>> START

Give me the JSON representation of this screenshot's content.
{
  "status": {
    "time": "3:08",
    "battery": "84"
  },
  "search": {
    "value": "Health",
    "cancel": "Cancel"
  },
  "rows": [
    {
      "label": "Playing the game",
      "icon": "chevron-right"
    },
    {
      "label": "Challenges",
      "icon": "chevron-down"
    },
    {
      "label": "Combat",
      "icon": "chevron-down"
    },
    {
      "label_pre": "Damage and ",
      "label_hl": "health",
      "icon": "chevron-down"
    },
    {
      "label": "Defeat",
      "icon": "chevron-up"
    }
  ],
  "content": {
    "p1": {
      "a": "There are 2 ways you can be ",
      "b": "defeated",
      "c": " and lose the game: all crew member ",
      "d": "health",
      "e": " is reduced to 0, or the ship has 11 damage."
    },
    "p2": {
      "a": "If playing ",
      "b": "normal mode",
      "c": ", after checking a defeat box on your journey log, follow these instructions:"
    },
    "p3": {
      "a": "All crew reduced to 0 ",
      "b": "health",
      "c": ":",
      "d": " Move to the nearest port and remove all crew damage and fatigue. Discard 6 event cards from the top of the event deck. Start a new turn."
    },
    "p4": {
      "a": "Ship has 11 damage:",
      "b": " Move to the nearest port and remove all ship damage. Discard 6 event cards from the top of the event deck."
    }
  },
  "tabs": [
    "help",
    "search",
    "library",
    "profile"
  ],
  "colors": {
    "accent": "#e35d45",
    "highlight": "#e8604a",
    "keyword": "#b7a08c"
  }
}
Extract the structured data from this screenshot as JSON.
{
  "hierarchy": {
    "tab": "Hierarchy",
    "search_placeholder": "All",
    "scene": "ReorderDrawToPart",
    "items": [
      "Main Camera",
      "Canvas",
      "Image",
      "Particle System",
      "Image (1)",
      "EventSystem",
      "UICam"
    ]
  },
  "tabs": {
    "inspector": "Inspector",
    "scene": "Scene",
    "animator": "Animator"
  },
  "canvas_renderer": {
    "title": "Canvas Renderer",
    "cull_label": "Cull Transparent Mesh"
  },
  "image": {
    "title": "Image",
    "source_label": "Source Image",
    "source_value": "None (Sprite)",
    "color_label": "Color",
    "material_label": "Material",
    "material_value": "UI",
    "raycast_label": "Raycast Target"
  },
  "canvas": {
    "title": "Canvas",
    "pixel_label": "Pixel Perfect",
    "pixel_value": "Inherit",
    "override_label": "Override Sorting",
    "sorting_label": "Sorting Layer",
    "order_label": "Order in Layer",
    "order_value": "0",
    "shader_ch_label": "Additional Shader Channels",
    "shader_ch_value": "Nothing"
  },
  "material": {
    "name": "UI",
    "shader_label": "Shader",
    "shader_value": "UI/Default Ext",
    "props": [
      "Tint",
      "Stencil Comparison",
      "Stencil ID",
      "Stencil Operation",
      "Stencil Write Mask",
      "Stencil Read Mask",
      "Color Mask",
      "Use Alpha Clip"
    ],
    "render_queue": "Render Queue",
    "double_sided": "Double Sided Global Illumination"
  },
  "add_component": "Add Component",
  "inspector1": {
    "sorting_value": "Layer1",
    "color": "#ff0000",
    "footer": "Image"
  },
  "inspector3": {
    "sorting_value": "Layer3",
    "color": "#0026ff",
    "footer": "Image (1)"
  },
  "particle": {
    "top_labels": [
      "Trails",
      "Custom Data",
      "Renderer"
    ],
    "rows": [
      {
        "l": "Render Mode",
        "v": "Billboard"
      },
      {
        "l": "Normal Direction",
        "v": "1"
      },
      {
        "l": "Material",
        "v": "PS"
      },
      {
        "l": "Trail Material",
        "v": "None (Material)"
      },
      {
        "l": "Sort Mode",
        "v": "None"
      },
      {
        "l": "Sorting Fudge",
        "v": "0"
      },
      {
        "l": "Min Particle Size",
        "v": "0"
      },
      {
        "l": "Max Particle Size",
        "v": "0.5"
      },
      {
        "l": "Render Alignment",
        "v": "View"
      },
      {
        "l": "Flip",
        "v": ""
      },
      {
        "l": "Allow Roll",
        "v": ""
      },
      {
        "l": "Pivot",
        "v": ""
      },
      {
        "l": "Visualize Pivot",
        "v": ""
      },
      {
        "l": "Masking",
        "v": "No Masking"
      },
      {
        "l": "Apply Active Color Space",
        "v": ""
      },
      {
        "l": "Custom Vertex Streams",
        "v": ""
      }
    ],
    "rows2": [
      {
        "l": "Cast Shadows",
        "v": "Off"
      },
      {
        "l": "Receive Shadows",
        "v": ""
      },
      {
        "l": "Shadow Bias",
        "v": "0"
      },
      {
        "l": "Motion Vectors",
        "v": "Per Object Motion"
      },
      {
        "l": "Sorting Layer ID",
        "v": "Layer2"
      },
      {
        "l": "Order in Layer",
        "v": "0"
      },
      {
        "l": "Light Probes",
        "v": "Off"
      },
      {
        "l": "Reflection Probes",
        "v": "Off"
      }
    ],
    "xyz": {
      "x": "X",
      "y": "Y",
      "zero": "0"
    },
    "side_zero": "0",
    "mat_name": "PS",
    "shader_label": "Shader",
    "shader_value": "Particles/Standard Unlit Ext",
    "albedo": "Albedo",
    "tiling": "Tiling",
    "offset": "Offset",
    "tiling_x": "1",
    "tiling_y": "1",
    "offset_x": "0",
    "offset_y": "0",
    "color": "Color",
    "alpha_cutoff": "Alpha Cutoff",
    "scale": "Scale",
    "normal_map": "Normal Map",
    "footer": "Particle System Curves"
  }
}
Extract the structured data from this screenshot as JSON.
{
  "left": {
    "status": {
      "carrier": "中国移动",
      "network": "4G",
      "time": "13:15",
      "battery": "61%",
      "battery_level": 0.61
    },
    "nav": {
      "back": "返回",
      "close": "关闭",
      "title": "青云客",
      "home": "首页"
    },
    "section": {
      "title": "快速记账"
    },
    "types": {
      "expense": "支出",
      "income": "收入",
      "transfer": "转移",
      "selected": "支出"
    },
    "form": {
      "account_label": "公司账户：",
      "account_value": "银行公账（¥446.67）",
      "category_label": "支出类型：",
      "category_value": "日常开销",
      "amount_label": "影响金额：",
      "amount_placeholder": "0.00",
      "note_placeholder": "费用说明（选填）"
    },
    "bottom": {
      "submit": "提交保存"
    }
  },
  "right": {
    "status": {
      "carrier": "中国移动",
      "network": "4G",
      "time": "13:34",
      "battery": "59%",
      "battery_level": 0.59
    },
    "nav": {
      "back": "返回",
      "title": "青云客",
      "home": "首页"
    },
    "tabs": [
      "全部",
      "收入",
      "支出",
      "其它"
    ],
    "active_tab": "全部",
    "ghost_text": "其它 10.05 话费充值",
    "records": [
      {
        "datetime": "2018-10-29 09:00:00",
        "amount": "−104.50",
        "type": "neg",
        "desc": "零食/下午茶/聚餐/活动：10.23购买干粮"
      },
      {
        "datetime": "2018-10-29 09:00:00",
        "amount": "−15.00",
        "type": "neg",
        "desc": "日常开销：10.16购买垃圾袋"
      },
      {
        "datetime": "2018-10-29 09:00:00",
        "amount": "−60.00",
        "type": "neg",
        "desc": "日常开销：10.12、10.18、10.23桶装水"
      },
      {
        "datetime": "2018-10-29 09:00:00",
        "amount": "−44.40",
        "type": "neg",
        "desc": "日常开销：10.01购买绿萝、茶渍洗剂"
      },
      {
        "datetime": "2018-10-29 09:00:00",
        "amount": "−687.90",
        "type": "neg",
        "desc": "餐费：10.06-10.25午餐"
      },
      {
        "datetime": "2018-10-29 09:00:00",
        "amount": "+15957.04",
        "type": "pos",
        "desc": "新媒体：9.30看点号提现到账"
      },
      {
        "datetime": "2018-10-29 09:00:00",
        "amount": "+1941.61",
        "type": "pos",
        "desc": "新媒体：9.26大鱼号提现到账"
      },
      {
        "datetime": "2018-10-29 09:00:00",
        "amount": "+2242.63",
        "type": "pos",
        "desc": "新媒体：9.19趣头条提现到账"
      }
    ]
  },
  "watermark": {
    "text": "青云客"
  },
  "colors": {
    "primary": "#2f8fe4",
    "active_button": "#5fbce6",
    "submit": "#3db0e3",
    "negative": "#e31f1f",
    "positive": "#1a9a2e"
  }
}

>> END

* What you have to do: Each line that holds the word "None" should be extracted from the records.

* The completed task:
    "source_value": "None (Sprite)",
        "v": "None (Material)"
        "v": "None"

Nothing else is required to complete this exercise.